__Task instructions__
Can you pick up the commit message about the switch_mm_cid() memory barrier bug and continue it from its last line?

** start Supplied text **

It is a bug in the rseq switch_mm_cid() implementation. All architectures
that don't have memory barriers in switch_mm(), but rather have the full
barrier either in finish_lock_switch() or switch_to() have them too late
for the needs of switch_mm_cid().

Introduce a new smp_mb__after_switch_mm(), defined as smp_mb() in the
generic barrier.h header, and use it in switch_mm_cid() for scheduler
transitions where switch_mm() is expected to provide a memory barrier.

Architectures can override smp_mb__after_switch_mm() if their
switch_mm() implementation provides an implicit memory barrier.
Override it with a no-op on x86 which implicitly provide this memory
barrier by writing to CR3.

Link: https://lore.kernel.org/lkml/20240305145335.2696125-1-yeoreum.yun@armcom/
Reported-by: levi.yun <[email protected]>
Signed-off-by: Mathieu Desnoyers <[email protected]>
Fixes: 223baf9d17f2 ("sched: Fix performance regression introduced by mm_cid")

** end Supplied text **
** start Given information **

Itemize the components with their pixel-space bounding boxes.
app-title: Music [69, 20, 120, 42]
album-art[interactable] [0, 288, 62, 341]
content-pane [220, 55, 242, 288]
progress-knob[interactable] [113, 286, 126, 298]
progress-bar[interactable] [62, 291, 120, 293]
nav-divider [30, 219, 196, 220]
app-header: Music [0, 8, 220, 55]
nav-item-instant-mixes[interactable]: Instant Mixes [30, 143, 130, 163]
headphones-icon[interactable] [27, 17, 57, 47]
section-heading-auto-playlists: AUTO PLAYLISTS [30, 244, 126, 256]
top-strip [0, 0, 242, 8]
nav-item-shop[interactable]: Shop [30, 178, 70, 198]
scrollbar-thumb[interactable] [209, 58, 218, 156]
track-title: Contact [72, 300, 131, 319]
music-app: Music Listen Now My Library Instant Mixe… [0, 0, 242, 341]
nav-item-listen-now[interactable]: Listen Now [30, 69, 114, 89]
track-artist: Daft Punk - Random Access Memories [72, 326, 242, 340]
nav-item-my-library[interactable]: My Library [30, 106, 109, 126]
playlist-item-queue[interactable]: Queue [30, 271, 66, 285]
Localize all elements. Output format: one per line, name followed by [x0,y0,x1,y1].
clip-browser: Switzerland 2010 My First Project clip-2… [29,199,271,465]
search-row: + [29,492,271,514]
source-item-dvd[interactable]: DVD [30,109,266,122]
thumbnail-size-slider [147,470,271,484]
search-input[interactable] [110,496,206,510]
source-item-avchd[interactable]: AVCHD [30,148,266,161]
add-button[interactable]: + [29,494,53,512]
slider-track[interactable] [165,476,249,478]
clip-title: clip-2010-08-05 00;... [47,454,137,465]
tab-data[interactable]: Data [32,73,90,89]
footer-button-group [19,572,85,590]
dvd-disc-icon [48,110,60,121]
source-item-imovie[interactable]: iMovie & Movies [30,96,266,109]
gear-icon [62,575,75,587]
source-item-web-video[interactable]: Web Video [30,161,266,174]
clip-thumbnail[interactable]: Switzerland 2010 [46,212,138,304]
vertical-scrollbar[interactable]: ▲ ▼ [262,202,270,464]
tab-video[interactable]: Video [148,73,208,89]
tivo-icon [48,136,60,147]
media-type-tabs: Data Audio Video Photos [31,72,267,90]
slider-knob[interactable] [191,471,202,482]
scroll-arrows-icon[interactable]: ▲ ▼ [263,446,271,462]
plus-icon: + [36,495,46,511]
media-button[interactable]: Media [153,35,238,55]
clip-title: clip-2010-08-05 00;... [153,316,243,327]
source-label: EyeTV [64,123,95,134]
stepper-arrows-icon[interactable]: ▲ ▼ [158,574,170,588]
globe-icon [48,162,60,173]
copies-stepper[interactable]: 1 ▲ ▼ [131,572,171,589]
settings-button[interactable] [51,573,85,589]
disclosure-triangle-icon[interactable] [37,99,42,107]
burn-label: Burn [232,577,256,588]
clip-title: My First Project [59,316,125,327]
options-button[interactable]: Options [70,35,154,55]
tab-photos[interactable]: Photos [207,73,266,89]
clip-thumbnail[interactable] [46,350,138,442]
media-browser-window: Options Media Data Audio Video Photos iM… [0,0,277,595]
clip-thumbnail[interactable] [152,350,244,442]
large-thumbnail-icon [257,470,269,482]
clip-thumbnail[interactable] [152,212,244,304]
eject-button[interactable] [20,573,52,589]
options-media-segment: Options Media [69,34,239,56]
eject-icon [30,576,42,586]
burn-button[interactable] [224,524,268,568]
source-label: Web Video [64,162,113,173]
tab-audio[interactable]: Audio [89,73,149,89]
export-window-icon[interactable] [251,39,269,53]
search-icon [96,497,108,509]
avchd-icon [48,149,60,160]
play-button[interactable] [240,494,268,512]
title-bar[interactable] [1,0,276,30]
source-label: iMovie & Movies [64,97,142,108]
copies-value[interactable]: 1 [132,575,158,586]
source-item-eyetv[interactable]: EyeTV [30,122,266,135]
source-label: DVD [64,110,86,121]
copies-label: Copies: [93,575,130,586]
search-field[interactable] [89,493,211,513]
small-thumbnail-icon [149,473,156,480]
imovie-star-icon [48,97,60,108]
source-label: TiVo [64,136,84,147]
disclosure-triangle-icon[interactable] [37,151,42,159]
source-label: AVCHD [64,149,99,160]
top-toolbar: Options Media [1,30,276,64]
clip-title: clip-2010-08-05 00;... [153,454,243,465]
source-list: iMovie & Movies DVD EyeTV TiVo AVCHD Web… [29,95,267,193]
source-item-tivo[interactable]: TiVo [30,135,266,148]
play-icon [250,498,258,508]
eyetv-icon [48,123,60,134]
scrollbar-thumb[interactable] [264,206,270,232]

** end Given information **

__Response__
Cc: <[email protected]> # 6.4.x
Cc: Ingo Molnar <[email protected]>
Cc: Peter Zijlstra <[email protected]>
Cc: Steven Rostedt <[email protected]>
Cc: Vincent Guittot <[email protected]>
Cc: Juri Lelli <[email protected]>
Cc: Dietmar Eggemann <[email protected]>
Cc: Ben Segall <[email protected]>
Cc: Mel Gorman <[email protected]>
Cc: Daniel Bristot de Oliveira <[email protected]>
Cc: Valentin Schneider <[email protected]>
Cc: levi.yun <[email protected]>
Cc: Mathieu Desnoyers <[email protected]>
Cc: Catalin Marinas <[email protected]>
Cc: Mark Rutland <[email protected]>
Cc: Will Deacon <[email protected]>
Cc: Aaron Lu <[email protected]>
---
arch/x86/include/asm/barrier.h | 3 +++
include/asm-generic/barrier.h | 8 ++++++++
kernel/sched/sched.h | 20 ++++++++++++++------
3 files changed, 25 insertions(+), 6 deletions(-)

diff --git a/arch/x86/include/asm/barrier.h b/arch/x86/include/asm/barrier.h
index 35389b2af88e..0d5e54201eb2 100644
--- a/arch/x86/include/asm/barrier.h
+++ b/arch/x86/include/asm/barrier.h
@@ -79,6 +79,9 @@ do { \
#define __smp_mb__before_atomic() do { } while (0)
#define __smp_mb__after_atomic() do { } while (0)

+/* Writing to CR3 provides a full memory barrier in switch_mm(). */
+#define smp_mb__after_switch_mm() do { } while (0)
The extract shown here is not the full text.